Work required >> Filter the records for lines holding the string "text".
::: Provided material :::
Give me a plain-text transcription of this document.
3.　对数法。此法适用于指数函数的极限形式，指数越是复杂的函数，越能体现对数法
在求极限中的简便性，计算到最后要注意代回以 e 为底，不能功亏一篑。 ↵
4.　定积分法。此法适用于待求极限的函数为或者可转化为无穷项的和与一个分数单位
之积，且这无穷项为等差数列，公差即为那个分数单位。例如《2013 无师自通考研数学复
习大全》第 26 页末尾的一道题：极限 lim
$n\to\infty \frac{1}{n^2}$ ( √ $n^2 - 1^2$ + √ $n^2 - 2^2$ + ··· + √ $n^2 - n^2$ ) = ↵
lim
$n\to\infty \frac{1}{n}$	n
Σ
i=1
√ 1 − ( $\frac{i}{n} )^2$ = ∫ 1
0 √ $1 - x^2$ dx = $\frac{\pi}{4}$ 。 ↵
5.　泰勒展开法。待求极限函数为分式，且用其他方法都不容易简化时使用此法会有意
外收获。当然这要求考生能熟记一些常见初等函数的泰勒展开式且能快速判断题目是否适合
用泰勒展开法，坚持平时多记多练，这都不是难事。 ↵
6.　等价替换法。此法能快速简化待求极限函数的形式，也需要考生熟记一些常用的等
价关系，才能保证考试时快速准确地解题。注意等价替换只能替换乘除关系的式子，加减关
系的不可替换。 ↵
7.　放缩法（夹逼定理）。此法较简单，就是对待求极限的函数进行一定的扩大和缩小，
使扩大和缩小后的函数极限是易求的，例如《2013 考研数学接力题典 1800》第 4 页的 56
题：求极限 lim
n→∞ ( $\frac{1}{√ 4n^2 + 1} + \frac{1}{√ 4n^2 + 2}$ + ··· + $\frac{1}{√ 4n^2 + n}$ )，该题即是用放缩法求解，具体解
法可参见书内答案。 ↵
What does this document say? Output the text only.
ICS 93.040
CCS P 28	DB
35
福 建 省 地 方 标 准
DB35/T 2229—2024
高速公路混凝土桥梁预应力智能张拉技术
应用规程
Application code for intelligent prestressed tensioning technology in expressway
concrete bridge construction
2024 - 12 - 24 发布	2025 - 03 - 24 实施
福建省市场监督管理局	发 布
:::
Answer to this problem >>
Give me a plain-text transcription of this document.
What does this document say? Output the text only.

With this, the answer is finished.